▶ Extracted records
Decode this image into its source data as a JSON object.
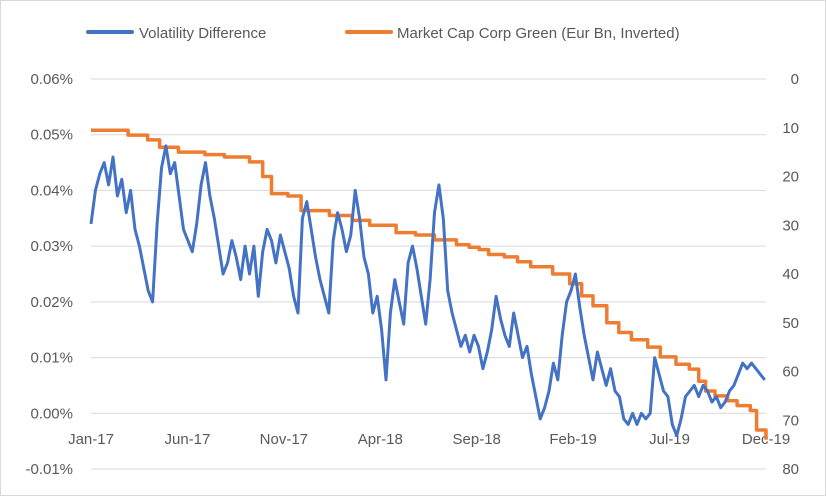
{
  "chart_data": {
    "type": "line",
    "title": "",
    "legend_position": "top",
    "grid": "horizontal",
    "x_ticks": [
      "Jan-17",
      "Jun-17",
      "Nov-17",
      "Apr-18",
      "Sep-18",
      "Feb-19",
      "Jul-19",
      "Dec-19"
    ],
    "y_left": {
      "ticks": [
        "0.06%",
        "0.05%",
        "0.04%",
        "0.03%",
        "0.02%",
        "0.01%",
        "0.00%",
        "-0.01%"
      ],
      "range": [
        -0.01,
        0.06
      ],
      "unit": "%"
    },
    "y_right": {
      "ticks": [
        "0",
        "10",
        "20",
        "30",
        "40",
        "50",
        "60",
        "70",
        "80"
      ],
      "range": [
        80,
        0
      ],
      "inverted": true
    },
    "series": [
      {
        "name": "Volatility Difference",
        "axis": "left",
        "color": "#4472C4",
        "points": [
          [
            "2017-01-01",
            0.034
          ],
          [
            "2017-01-08",
            0.04
          ],
          [
            "2017-01-15",
            0.043
          ],
          [
            "2017-01-22",
            0.045
          ],
          [
            "2017-01-29",
            0.041
          ],
          [
            "2017-02-05",
            0.046
          ],
          [
            "2017-02-12",
            0.039
          ],
          [
            "2017-02-19",
            0.042
          ],
          [
            "2017-02-26",
            0.036
          ],
          [
            "2017-03-05",
            0.04
          ],
          [
            "2017-03-12",
            0.033
          ],
          [
            "2017-03-19",
            0.03
          ],
          [
            "2017-03-26",
            0.026
          ],
          [
            "2017-04-02",
            0.022
          ],
          [
            "2017-04-09",
            0.02
          ],
          [
            "2017-04-16",
            0.034
          ],
          [
            "2017-04-23",
            0.044
          ],
          [
            "2017-04-30",
            0.048
          ],
          [
            "2017-05-07",
            0.043
          ],
          [
            "2017-05-14",
            0.045
          ],
          [
            "2017-05-21",
            0.039
          ],
          [
            "2017-05-28",
            0.033
          ],
          [
            "2017-06-04",
            0.031
          ],
          [
            "2017-06-11",
            0.029
          ],
          [
            "2017-06-18",
            0.034
          ],
          [
            "2017-06-25",
            0.041
          ],
          [
            "2017-07-02",
            0.045
          ],
          [
            "2017-07-09",
            0.039
          ],
          [
            "2017-07-16",
            0.035
          ],
          [
            "2017-07-23",
            0.03
          ],
          [
            "2017-07-30",
            0.025
          ],
          [
            "2017-08-06",
            0.027
          ],
          [
            "2017-08-13",
            0.031
          ],
          [
            "2017-08-20",
            0.028
          ],
          [
            "2017-08-27",
            0.024
          ],
          [
            "2017-09-03",
            0.03
          ],
          [
            "2017-09-10",
            0.025
          ],
          [
            "2017-09-17",
            0.03
          ],
          [
            "2017-09-24",
            0.021
          ],
          [
            "2017-10-01",
            0.029
          ],
          [
            "2017-10-08",
            0.033
          ],
          [
            "2017-10-15",
            0.031
          ],
          [
            "2017-10-22",
            0.027
          ],
          [
            "2017-10-29",
            0.032
          ],
          [
            "2017-11-05",
            0.029
          ],
          [
            "2017-11-12",
            0.026
          ],
          [
            "2017-11-19",
            0.021
          ],
          [
            "2017-11-26",
            0.018
          ],
          [
            "2017-12-03",
            0.035
          ],
          [
            "2017-12-10",
            0.038
          ],
          [
            "2017-12-17",
            0.033
          ],
          [
            "2017-12-24",
            0.028
          ],
          [
            "2017-12-31",
            0.024
          ],
          [
            "2018-01-07",
            0.021
          ],
          [
            "2018-01-14",
            0.018
          ],
          [
            "2018-01-21",
            0.031
          ],
          [
            "2018-01-28",
            0.036
          ],
          [
            "2018-02-04",
            0.033
          ],
          [
            "2018-02-11",
            0.029
          ],
          [
            "2018-02-18",
            0.032
          ],
          [
            "2018-02-25",
            0.04
          ],
          [
            "2018-03-04",
            0.035
          ],
          [
            "2018-03-11",
            0.028
          ],
          [
            "2018-03-18",
            0.025
          ],
          [
            "2018-03-25",
            0.018
          ],
          [
            "2018-04-01",
            0.021
          ],
          [
            "2018-04-08",
            0.015
          ],
          [
            "2018-04-15",
            0.006
          ],
          [
            "2018-04-22",
            0.018
          ],
          [
            "2018-04-29",
            0.024
          ],
          [
            "2018-05-06",
            0.02
          ],
          [
            "2018-05-13",
            0.016
          ],
          [
            "2018-05-20",
            0.027
          ],
          [
            "2018-05-27",
            0.03
          ],
          [
            "2018-06-03",
            0.026
          ],
          [
            "2018-06-10",
            0.021
          ],
          [
            "2018-06-17",
            0.016
          ],
          [
            "2018-06-24",
            0.024
          ],
          [
            "2018-07-01",
            0.036
          ],
          [
            "2018-07-08",
            0.041
          ],
          [
            "2018-07-15",
            0.035
          ],
          [
            "2018-07-22",
            0.022
          ],
          [
            "2018-07-29",
            0.018
          ],
          [
            "2018-08-05",
            0.015
          ],
          [
            "2018-08-12",
            0.012
          ],
          [
            "2018-08-19",
            0.014
          ],
          [
            "2018-08-26",
            0.011
          ],
          [
            "2018-09-02",
            0.014
          ],
          [
            "2018-09-09",
            0.012
          ],
          [
            "2018-09-16",
            0.008
          ],
          [
            "2018-09-23",
            0.011
          ],
          [
            "2018-09-30",
            0.015
          ],
          [
            "2018-10-07",
            0.021
          ],
          [
            "2018-10-14",
            0.017
          ],
          [
            "2018-10-21",
            0.014
          ],
          [
            "2018-10-28",
            0.012
          ],
          [
            "2018-11-04",
            0.018
          ],
          [
            "2018-11-11",
            0.014
          ],
          [
            "2018-11-18",
            0.01
          ],
          [
            "2018-11-25",
            0.012
          ],
          [
            "2018-12-02",
            0.007
          ],
          [
            "2018-12-09",
            0.003
          ],
          [
            "2018-12-16",
            -0.001
          ],
          [
            "2018-12-23",
            0.001
          ],
          [
            "2018-12-30",
            0.004
          ],
          [
            "2019-01-06",
            0.009
          ],
          [
            "2019-01-13",
            0.006
          ],
          [
            "2019-01-20",
            0.014
          ],
          [
            "2019-01-27",
            0.02
          ],
          [
            "2019-02-03",
            0.022
          ],
          [
            "2019-02-10",
            0.025
          ],
          [
            "2019-02-17",
            0.019
          ],
          [
            "2019-02-24",
            0.014
          ],
          [
            "2019-03-03",
            0.01
          ],
          [
            "2019-03-10",
            0.006
          ],
          [
            "2019-03-17",
            0.011
          ],
          [
            "2019-03-24",
            0.008
          ],
          [
            "2019-03-31",
            0.005
          ],
          [
            "2019-04-07",
            0.008
          ],
          [
            "2019-04-14",
            0.004
          ],
          [
            "2019-04-21",
            0.003
          ],
          [
            "2019-04-28",
            -0.001
          ],
          [
            "2019-05-05",
            -0.002
          ],
          [
            "2019-05-12",
            0.0
          ],
          [
            "2019-05-19",
            -0.002
          ],
          [
            "2019-05-26",
            0.0
          ],
          [
            "2019-06-02",
            -0.001
          ],
          [
            "2019-06-09",
            0.0
          ],
          [
            "2019-06-16",
            0.01
          ],
          [
            "2019-06-23",
            0.007
          ],
          [
            "2019-06-30",
            0.004
          ],
          [
            "2019-07-07",
            0.003
          ],
          [
            "2019-07-14",
            -0.002
          ],
          [
            "2019-07-21",
            -0.004
          ],
          [
            "2019-07-28",
            -0.001
          ],
          [
            "2019-08-04",
            0.003
          ],
          [
            "2019-08-11",
            0.004
          ],
          [
            "2019-08-18",
            0.005
          ],
          [
            "2019-08-25",
            0.003
          ],
          [
            "2019-09-01",
            0.005
          ],
          [
            "2019-09-08",
            0.004
          ],
          [
            "2019-09-15",
            0.002
          ],
          [
            "2019-09-22",
            0.003
          ],
          [
            "2019-09-29",
            0.001
          ],
          [
            "2019-10-06",
            0.002
          ],
          [
            "2019-10-13",
            0.004
          ],
          [
            "2019-10-20",
            0.005
          ],
          [
            "2019-10-27",
            0.007
          ],
          [
            "2019-11-03",
            0.009
          ],
          [
            "2019-11-10",
            0.008
          ],
          [
            "2019-11-17",
            0.009
          ],
          [
            "2019-11-24",
            0.008
          ],
          [
            "2019-12-01",
            0.007
          ],
          [
            "2019-12-08",
            0.006
          ]
        ]
      },
      {
        "name": "Market Cap Corp Green (Eur Bn, Inverted)",
        "axis": "right",
        "color": "#ED7D31",
        "points": [
          [
            "2017-01-01",
            10.5
          ],
          [
            "2017-03-01",
            11.5
          ],
          [
            "2017-04-01",
            12.5
          ],
          [
            "2017-04-20",
            14.0
          ],
          [
            "2017-05-20",
            15.0
          ],
          [
            "2017-07-01",
            15.5
          ],
          [
            "2017-08-01",
            16.0
          ],
          [
            "2017-09-10",
            17.0
          ],
          [
            "2017-10-01",
            20.0
          ],
          [
            "2017-10-15",
            23.5
          ],
          [
            "2017-11-10",
            24.0
          ],
          [
            "2017-12-01",
            27.0
          ],
          [
            "2018-01-15",
            28.0
          ],
          [
            "2018-02-20",
            29.0
          ],
          [
            "2018-03-20",
            30.0
          ],
          [
            "2018-05-01",
            31.5
          ],
          [
            "2018-06-01",
            32.0
          ],
          [
            "2018-07-01",
            33.0
          ],
          [
            "2018-08-05",
            34.0
          ],
          [
            "2018-08-25",
            34.5
          ],
          [
            "2018-09-10",
            35.0
          ],
          [
            "2018-09-25",
            36.0
          ],
          [
            "2018-10-20",
            36.5
          ],
          [
            "2018-11-10",
            37.5
          ],
          [
            "2018-12-01",
            38.5
          ],
          [
            "2019-01-05",
            40.0
          ],
          [
            "2019-02-01",
            42.0
          ],
          [
            "2019-02-20",
            44.5
          ],
          [
            "2019-03-10",
            46.5
          ],
          [
            "2019-04-01",
            50.0
          ],
          [
            "2019-04-20",
            52.0
          ],
          [
            "2019-05-10",
            53.5
          ],
          [
            "2019-06-05",
            55.0
          ],
          [
            "2019-06-25",
            57.0
          ],
          [
            "2019-07-20",
            58.5
          ],
          [
            "2019-08-10",
            59.5
          ],
          [
            "2019-08-25",
            62.0
          ],
          [
            "2019-09-05",
            64.0
          ],
          [
            "2019-09-20",
            65.0
          ],
          [
            "2019-10-10",
            66.0
          ],
          [
            "2019-10-25",
            67.0
          ],
          [
            "2019-11-15",
            68.0
          ],
          [
            "2019-11-25",
            72.0
          ],
          [
            "2019-12-10",
            74.0
          ]
        ]
      }
    ]
  }
}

▶ Given request
Collect, from the material above, every line containing the word "name".

▶ Exercise response
        "name": "Volatility Difference",
        "name": "Market Cap Corp Green (Eur Bn, Inverted)",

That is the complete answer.